> [Aim]: Locate each line of the material that contains "Charles", then return it.

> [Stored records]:
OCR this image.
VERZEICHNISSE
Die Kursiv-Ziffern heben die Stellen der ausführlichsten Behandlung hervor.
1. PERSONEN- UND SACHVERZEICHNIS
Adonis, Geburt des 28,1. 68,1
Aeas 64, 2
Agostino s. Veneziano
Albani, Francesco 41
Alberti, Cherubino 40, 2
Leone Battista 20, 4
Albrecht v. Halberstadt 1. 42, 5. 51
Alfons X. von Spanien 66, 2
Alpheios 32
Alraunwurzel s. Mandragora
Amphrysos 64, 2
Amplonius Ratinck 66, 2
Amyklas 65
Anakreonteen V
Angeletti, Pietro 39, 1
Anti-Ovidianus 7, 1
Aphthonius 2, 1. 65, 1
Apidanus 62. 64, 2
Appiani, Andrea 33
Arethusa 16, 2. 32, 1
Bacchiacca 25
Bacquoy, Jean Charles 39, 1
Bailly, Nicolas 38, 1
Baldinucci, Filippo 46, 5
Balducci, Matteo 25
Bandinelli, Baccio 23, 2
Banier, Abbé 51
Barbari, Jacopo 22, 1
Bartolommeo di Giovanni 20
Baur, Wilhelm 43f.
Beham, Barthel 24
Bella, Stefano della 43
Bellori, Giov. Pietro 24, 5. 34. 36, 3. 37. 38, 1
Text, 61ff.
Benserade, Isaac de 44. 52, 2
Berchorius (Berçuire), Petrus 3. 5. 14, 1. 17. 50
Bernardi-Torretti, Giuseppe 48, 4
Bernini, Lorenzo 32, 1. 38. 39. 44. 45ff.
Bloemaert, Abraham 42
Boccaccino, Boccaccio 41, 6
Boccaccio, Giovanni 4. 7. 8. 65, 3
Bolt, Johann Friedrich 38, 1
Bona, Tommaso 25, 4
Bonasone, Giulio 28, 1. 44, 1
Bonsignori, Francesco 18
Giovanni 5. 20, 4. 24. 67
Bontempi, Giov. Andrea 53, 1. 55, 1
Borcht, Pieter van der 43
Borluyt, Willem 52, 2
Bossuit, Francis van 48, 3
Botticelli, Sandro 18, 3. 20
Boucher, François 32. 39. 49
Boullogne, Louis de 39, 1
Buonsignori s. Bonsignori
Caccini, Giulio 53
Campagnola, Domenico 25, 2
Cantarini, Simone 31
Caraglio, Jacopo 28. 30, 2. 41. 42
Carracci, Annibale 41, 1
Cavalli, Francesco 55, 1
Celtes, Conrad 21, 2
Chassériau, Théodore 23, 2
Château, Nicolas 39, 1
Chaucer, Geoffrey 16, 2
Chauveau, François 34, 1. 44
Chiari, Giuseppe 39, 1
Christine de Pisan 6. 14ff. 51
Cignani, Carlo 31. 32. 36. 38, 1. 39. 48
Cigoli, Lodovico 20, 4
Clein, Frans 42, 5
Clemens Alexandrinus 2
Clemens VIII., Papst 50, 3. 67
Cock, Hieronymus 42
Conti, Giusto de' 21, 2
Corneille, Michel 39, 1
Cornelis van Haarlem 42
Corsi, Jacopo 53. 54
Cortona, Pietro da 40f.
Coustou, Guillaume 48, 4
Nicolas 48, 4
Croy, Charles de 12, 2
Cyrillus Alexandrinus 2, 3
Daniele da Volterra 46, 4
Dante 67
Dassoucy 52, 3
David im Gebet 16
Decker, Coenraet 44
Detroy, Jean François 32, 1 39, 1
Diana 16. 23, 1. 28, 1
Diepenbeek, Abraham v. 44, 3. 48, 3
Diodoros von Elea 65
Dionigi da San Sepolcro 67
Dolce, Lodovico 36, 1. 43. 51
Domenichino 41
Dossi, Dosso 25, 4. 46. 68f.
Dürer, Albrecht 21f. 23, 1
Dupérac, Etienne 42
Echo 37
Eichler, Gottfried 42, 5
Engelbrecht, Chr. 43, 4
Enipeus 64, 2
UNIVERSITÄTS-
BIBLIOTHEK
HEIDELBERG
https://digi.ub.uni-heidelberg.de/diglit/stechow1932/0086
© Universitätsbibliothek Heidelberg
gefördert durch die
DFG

> [Task response]:
Bacquoy, Jean Charles 39, 1
Croy, Charles de 12, 2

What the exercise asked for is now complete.